Data items:

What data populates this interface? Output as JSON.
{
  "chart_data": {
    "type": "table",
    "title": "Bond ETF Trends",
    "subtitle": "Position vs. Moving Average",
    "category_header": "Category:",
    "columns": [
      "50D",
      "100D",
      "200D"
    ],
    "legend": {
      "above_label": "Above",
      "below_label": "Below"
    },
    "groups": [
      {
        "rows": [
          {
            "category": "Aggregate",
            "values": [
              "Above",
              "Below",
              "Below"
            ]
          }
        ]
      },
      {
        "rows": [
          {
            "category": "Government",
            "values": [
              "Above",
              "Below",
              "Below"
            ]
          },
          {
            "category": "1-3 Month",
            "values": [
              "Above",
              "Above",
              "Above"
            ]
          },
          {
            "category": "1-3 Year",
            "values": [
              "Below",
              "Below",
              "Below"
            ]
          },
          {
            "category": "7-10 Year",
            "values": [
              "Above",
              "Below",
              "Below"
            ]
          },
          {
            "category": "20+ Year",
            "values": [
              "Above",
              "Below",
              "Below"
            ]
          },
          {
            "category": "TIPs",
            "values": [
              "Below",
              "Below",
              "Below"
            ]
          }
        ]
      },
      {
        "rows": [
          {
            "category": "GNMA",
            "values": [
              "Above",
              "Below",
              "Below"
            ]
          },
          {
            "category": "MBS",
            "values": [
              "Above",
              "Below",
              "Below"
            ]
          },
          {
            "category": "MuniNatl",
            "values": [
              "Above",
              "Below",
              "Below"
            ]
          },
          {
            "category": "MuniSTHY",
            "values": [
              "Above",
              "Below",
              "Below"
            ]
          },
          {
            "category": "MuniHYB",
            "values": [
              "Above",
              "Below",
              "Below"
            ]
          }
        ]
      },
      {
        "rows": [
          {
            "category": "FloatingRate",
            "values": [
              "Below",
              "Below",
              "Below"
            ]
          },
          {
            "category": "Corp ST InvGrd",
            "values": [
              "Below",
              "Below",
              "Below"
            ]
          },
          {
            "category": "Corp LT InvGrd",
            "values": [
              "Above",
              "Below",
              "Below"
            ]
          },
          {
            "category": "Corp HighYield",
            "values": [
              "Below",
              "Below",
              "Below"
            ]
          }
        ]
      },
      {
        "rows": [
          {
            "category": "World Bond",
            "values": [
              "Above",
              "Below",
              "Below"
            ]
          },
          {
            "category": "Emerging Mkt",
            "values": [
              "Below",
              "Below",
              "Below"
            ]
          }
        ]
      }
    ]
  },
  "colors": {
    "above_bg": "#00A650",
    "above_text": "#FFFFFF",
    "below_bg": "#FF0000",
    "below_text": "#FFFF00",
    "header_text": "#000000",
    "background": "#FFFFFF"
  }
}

### Task goal
Reproduce every line of the material above exactly.

### Complete response
What data populates this interface? Output as JSON.
{
  "chart_data": {
    "type": "table",
    "title": "Bond ETF Trends",
    "subtitle": "Position vs. Moving Average",
    "category_header": "Category:",
    "columns": [
      "50D",
      "100D",
      "200D"
    ],
    "legend": {
      "above_label": "Above",
      "below_label": "Below"
    },
    "groups": [
      {
        "rows": [
          {
            "category": "Aggregate",
            "values": [
              "Above",
              "Below",
              "Below"
            ]
          }
        ]
      },
      {
        "rows": [
          {
            "category": "Government",
            "values": [
              "Above",
              "Below",
              "Below"
            ]
          },
          {
            "category": "1-3 Month",
            "values": [
              "Above",
              "Above",
              "Above"
            ]
          },
          {
            "category": "1-3 Year",
            "values": [
              "Below",
              "Below",
              "Below"
            ]
          },
          {
            "category": "7-10 Year",
            "values": [
              "Above",
              "Below",
              "Below"
            ]
          },
          {
            "category": "20+ Year",
            "values": [
              "Above",
              "Below",
              "Below"
            ]
          },
          {
            "category": "TIPs",
            "values": [
              "Below",
              "Below",
              "Below"
            ]
          }
        ]
      },
      {
        "rows": [
          {
            "category": "GNMA",
            "values": [
              "Above",
              "Below",
              "Below"
            ]
          },
          {
            "category": "MBS",
            "values": [
              "Above",
              "Below",
              "Below"
            ]
          },
          {
            "category": "MuniNatl",
            "values": [
              "Above",
              "Below",
              "Below"
            ]
          },
          {
            "category": "MuniSTHY",
            "values": [
              "Above",
              "Below",
              "Below"
            ]
          },
          {
            "category": "MuniHYB",
            "values": [
              "Above",
              "Below",
              "Below"
            ]
          }
        ]
      },
      {
        "rows": [
          {
            "category": "FloatingRate",
            "values": [
              "Below",
              "Below",
              "Below"
            ]
          },
          {
            "category": "Corp ST InvGrd",
            "values": [
              "Below",
              "Below",
              "Below"
            ]
          },
          {
            "category": "Corp LT InvGrd",
            "values": [
              "Above",
              "Below",
              "Below"
            ]
          },
          {
            "category": "Corp HighYield",
            "values": [
              "Below",
              "Below",
              "Below"
            ]
          }
        ]
      },
      {
        "rows": [
          {
            "category": "World Bond",
            "values": [
              "Above",
              "Below",
              "Below"
            ]
          },
          {
            "category": "Emerging Mkt",
            "values": [
              "Below",
              "Below",
              "Below"
            ]
          }
        ]
      }
    ]
  },
  "colors": {
    "above_bg": "#00A650",
    "above_text": "#FFFFFF",
    "below_bg": "#FF0000",
    "below_text": "#FFFF00",
    "header_text": "#000000",
    "background": "#FFFFFF"
  }
}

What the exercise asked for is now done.